### Data supplied

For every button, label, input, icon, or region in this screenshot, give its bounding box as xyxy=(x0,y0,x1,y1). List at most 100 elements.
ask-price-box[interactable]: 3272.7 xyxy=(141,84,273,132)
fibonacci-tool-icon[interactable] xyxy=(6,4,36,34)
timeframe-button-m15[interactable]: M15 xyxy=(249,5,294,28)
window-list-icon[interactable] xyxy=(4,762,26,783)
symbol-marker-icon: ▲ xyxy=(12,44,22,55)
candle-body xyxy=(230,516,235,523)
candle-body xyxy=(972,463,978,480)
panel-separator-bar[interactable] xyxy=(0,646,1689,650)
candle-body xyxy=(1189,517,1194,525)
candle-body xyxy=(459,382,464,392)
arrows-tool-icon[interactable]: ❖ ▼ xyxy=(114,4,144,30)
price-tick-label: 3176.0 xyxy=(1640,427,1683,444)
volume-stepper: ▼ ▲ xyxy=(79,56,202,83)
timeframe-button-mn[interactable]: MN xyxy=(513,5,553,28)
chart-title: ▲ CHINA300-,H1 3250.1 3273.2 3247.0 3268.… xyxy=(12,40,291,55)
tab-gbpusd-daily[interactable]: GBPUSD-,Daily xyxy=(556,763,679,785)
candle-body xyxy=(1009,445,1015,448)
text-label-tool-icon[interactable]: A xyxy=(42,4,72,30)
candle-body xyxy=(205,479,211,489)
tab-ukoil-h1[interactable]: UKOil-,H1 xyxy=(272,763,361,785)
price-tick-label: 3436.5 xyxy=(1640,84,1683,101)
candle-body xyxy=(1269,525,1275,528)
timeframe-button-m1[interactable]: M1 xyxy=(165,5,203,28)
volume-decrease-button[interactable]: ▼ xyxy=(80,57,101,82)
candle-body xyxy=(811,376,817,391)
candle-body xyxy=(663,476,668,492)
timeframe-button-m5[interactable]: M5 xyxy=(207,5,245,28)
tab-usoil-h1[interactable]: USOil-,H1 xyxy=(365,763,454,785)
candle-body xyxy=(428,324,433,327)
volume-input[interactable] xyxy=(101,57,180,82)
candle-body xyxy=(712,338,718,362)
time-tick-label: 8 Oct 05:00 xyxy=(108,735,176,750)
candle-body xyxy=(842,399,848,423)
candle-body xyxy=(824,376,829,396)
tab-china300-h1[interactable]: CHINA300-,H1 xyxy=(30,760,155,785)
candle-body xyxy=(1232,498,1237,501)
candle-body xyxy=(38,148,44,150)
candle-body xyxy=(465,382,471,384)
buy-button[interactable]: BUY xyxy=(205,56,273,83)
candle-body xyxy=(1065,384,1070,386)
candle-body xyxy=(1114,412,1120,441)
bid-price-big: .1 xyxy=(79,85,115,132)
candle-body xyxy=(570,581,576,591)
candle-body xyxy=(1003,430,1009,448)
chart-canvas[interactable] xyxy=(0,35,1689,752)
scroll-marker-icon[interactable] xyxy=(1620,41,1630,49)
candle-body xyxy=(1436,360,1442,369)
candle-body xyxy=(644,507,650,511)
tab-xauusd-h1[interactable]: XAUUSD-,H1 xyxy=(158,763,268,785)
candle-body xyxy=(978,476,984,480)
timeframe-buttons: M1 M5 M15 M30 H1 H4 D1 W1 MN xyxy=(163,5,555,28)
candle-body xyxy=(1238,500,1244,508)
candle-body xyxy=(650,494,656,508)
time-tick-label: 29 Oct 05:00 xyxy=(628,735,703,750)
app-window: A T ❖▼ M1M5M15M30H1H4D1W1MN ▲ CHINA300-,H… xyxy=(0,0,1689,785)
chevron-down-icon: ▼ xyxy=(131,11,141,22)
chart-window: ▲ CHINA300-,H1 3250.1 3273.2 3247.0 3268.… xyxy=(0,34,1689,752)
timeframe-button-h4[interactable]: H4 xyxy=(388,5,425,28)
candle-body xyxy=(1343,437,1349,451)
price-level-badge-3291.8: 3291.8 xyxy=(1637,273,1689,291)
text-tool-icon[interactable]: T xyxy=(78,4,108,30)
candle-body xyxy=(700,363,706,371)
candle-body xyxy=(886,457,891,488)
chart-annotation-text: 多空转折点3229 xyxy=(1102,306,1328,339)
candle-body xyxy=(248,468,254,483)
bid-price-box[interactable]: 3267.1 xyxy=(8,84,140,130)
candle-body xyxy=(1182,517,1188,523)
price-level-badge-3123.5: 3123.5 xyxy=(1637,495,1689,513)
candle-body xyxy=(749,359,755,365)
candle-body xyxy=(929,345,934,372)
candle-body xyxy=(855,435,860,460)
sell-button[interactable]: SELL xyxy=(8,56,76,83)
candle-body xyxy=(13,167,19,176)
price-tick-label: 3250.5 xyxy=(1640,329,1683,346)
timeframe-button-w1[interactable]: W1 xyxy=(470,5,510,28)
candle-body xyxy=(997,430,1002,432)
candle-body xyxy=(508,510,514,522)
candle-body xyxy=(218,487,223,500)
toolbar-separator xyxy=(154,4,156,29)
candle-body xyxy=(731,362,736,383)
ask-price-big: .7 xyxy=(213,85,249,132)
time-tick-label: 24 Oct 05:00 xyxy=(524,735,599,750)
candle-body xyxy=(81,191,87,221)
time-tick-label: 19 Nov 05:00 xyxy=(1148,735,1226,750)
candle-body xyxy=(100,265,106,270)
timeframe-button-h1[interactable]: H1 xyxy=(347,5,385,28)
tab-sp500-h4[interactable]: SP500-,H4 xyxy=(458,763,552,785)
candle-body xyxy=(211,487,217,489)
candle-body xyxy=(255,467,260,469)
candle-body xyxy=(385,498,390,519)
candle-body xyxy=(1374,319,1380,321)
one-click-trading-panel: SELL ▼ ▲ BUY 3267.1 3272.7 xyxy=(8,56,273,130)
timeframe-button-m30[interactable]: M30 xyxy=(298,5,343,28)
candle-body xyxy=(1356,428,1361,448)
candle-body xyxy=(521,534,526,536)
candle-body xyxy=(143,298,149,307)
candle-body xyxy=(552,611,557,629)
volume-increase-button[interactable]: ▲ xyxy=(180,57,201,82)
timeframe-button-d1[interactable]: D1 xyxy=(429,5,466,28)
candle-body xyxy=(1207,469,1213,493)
* * *
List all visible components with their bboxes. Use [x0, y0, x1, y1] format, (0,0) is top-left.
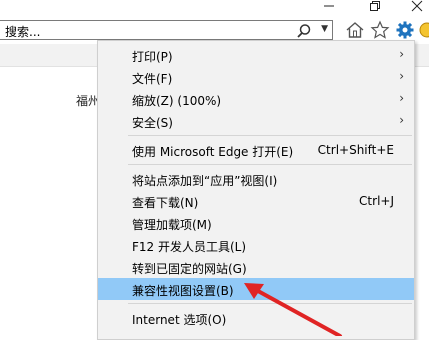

### Exercise requirements
Convert the items from the line containing "For every button, label, input, icon, or" through the line containing "arrows-tool-icon[interactable]: ❖ ▼" into a two-column CSV with the headers instruction and output. Give one row per item, put each field in quotes, and replace line breaks with spaces.

### The reply
instruction,output
"For every button, label, input, icon, or region in this screenshot, give its bounding box as xyxy=(x0,y0,x1,y1). List at most 100 elements.","ask-price-box[interactable]: 3272.7 xyxy=(141,84,273,132) fibonacci-tool-icon[interactable] xyxy=(6,4,36,34) timeframe-button-m15[interactable]: M15 xyxy=(249,5,294,28) window-list-icon[interactable] xyxy=(4,762,26,783) symbol-marker-icon: ▲ xyxy=(12,44,22,55) candle-body xyxy=(230,516,235,523) candle-body xyxy=(972,463,978,480) panel-separator-bar[interactable] xyxy=(0,646,1689,650) candle-body xyxy=(1189,517,1194,525) candle-body xyxy=(459,382,464,392) arrows-tool-icon[interactable]: ❖ ▼ xyxy=(114,4,144,30)"